• What you will do
Reproduce every record below exactly as written, leaving out any pictures.
=== Material for this task ===
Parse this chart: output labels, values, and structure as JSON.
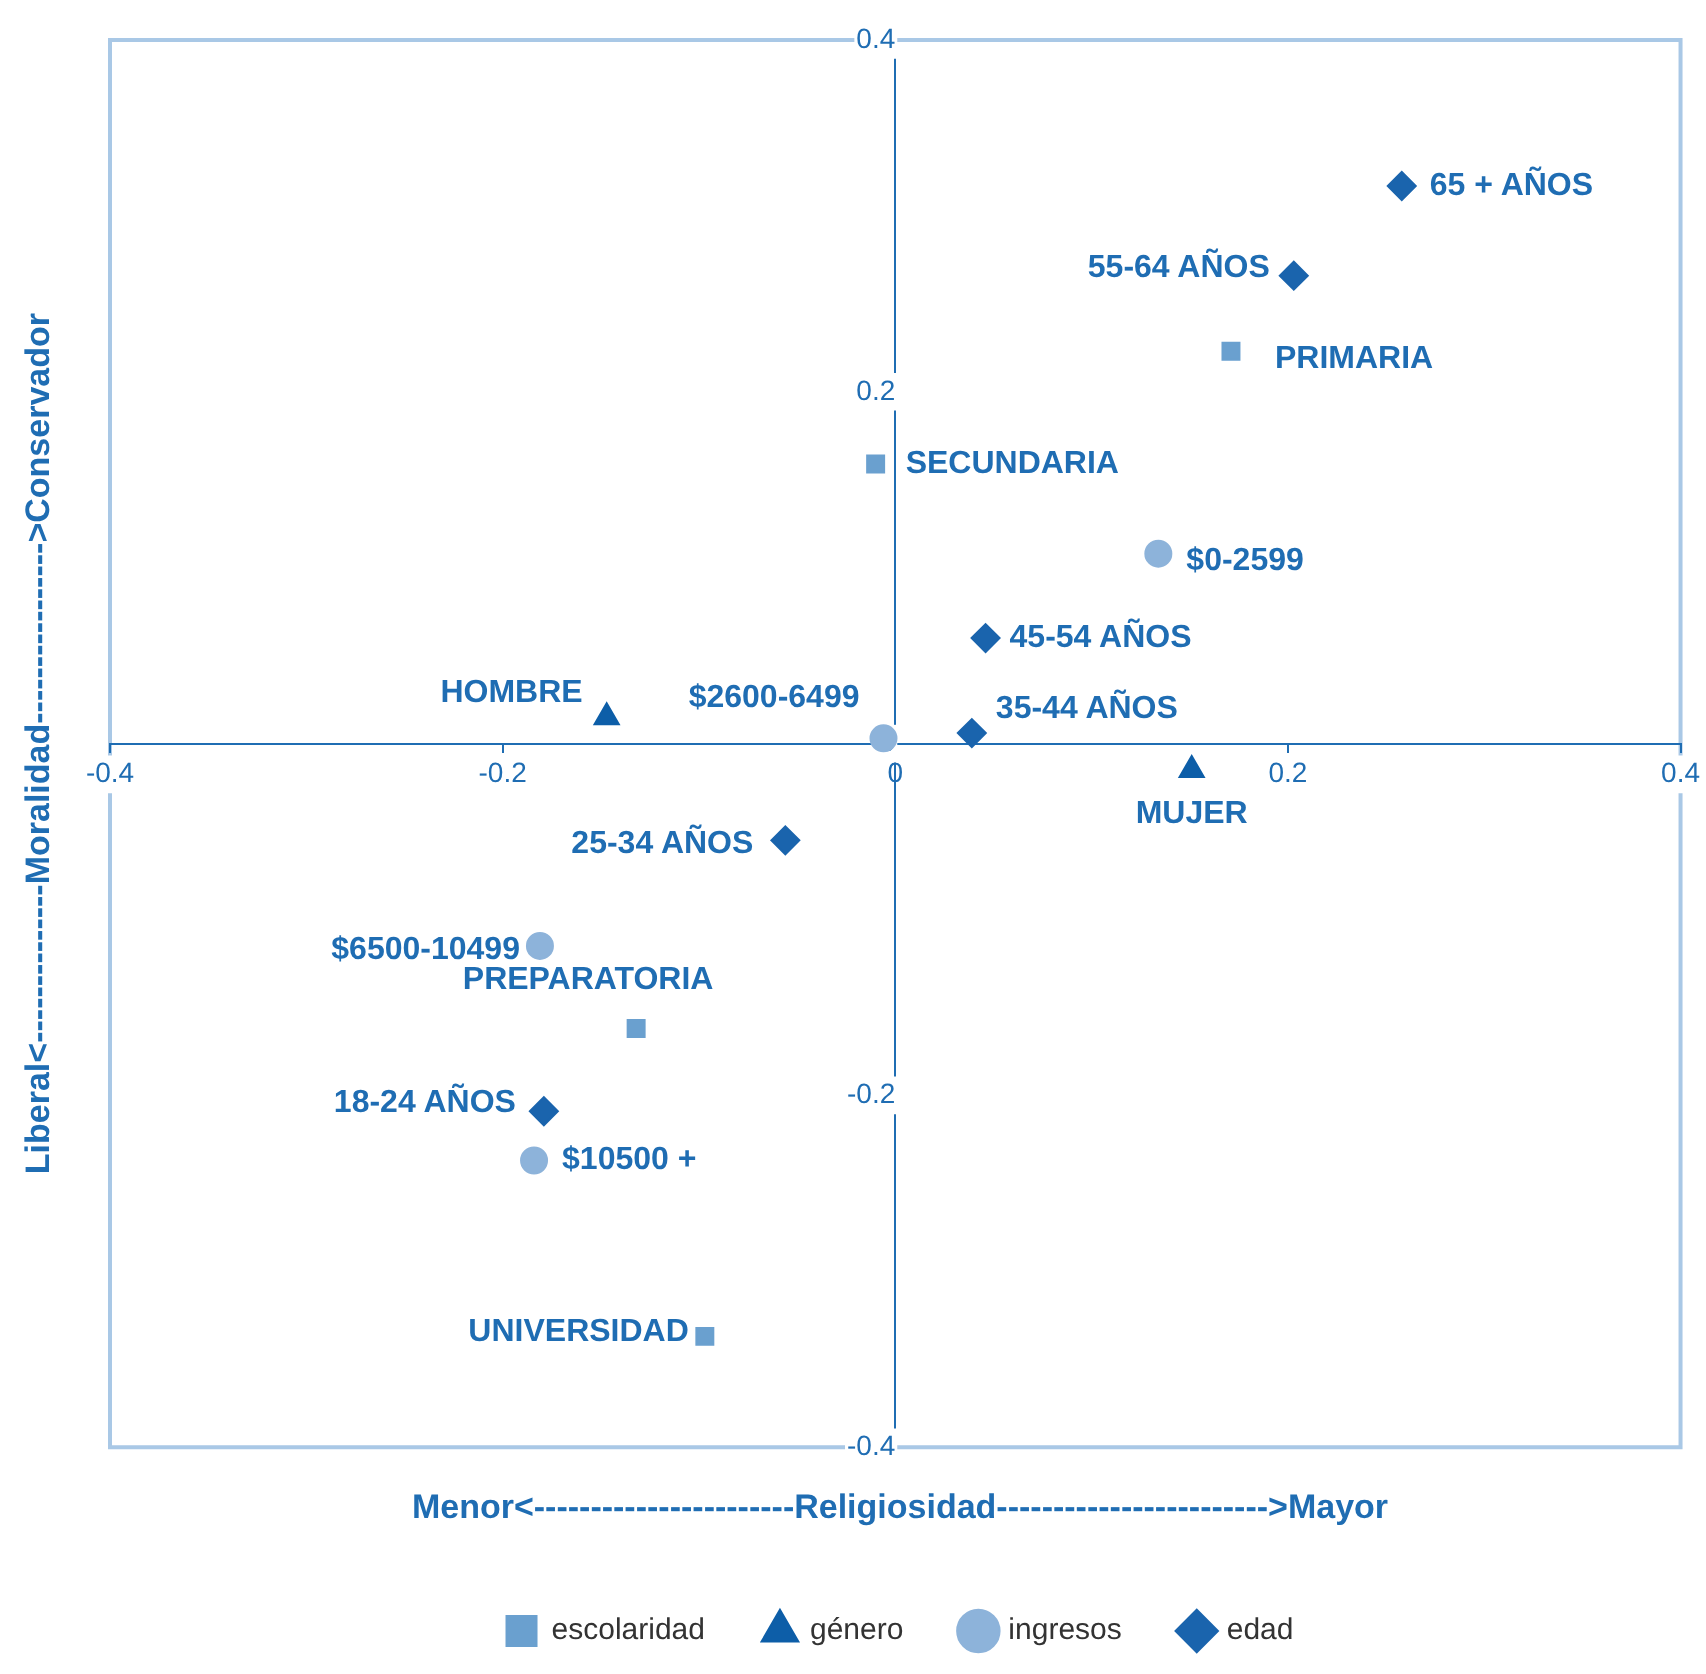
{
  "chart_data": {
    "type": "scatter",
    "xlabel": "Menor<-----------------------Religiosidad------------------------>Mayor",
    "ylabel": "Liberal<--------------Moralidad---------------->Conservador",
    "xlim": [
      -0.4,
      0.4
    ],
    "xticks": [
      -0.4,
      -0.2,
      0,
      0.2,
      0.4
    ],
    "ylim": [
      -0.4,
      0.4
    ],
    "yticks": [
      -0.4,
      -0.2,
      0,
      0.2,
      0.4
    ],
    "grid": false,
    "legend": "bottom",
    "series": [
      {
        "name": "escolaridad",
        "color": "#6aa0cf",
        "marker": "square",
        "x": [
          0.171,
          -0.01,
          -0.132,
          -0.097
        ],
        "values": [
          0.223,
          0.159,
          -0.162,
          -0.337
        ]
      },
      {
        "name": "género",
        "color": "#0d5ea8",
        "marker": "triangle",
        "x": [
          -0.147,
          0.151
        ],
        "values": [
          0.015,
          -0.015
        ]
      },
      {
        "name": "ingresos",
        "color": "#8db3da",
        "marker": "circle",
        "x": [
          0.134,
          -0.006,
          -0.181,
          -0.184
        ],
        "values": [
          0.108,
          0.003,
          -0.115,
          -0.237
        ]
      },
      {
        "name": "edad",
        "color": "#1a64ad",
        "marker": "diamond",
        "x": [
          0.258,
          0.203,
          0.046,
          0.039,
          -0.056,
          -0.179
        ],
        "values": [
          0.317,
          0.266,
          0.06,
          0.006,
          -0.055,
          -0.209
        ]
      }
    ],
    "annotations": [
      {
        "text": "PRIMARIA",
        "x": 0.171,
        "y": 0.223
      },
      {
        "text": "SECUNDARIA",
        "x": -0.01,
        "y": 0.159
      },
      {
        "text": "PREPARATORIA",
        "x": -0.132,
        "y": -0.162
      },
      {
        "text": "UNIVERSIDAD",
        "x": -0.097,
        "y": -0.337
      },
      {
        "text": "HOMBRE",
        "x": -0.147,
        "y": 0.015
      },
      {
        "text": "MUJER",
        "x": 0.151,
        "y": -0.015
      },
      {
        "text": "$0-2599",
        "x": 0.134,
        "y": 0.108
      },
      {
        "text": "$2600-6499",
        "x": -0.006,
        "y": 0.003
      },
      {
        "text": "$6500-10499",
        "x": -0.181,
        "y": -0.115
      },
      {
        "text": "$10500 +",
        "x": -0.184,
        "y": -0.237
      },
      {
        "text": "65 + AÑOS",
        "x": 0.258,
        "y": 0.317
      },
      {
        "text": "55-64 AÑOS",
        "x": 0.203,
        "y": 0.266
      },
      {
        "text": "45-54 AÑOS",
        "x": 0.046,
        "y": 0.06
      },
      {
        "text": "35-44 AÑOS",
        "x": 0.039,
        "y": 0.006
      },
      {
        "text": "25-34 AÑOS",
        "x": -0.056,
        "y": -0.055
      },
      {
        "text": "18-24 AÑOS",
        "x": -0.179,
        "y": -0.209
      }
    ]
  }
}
===
• Full output
Parse this chart: output labels, values, and structure as JSON.
{
  "chart_data": {
    "type": "scatter",
    "xlabel": "Menor<-----------------------Religiosidad------------------------>Mayor",
    "ylabel": "Liberal<--------------Moralidad---------------->Conservador",
    "xlim": [
      -0.4,
      0.4
    ],
    "xticks": [
      -0.4,
      -0.2,
      0,
      0.2,
      0.4
    ],
    "ylim": [
      -0.4,
      0.4
    ],
    "yticks": [
      -0.4,
      -0.2,
      0,
      0.2,
      0.4
    ],
    "grid": false,
    "legend": "bottom",
    "series": [
      {
        "name": "escolaridad",
        "color": "#6aa0cf",
        "marker": "square",
        "x": [
          0.171,
          -0.01,
          -0.132,
          -0.097
        ],
        "values": [
          0.223,
          0.159,
          -0.162,
          -0.337
        ]
      },
      {
        "name": "género",
        "color": "#0d5ea8",
        "marker": "triangle",
        "x": [
          -0.147,
          0.151
        ],
        "values": [
          0.015,
          -0.015
        ]
      },
      {
        "name": "ingresos",
        "color": "#8db3da",
        "marker": "circle",
        "x": [
          0.134,
          -0.006,
          -0.181,
          -0.184
        ],
        "values": [
          0.108,
          0.003,
          -0.115,
          -0.237
        ]
      },
      {
        "name": "edad",
        "color": "#1a64ad",
        "marker": "diamond",
        "x": [
          0.258,
          0.203,
          0.046,
          0.039,
          -0.056,
          -0.179
        ],
        "values": [
          0.317,
          0.266,
          0.06,
          0.006,
          -0.055,
          -0.209
        ]
      }
    ],
    "annotations": [
      {
        "text": "PRIMARIA",
        "x": 0.171,
        "y": 0.223
      },
      {
        "text": "SECUNDARIA",
        "x": -0.01,
        "y": 0.159
      },
      {
        "text": "PREPARATORIA",
        "x": -0.132,
        "y": -0.162
      },
      {
        "text": "UNIVERSIDAD",
        "x": -0.097,
        "y": -0.337
      },
      {
        "text": "HOMBRE",
        "x": -0.147,
        "y": 0.015
      },
      {
        "text": "MUJER",
        "x": 0.151,
        "y": -0.015
      },
      {
        "text": "$0-2599",
        "x": 0.134,
        "y": 0.108
      },
      {
        "text": "$2600-6499",
        "x": -0.006,
        "y": 0.003
      },
      {
        "text": "$6500-10499",
        "x": -0.181,
        "y": -0.115
      },
      {
        "text": "$10500 +",
        "x": -0.184,
        "y": -0.237
      },
      {
        "text": "65 + AÑOS",
        "x": 0.258,
        "y": 0.317
      },
      {
        "text": "55-64 AÑOS",
        "x": 0.203,
        "y": 0.266
      },
      {
        "text": "45-54 AÑOS",
        "x": 0.046,
        "y": 0.06
      },
      {
        "text": "35-44 AÑOS",
        "x": 0.039,
        "y": 0.006
      },
      {
        "text": "25-34 AÑOS",
        "x": -0.056,
        "y": -0.055
      },
      {
        "text": "18-24 AÑOS",
        "x": -0.179,
        "y": -0.209
      }
    ]
  }
}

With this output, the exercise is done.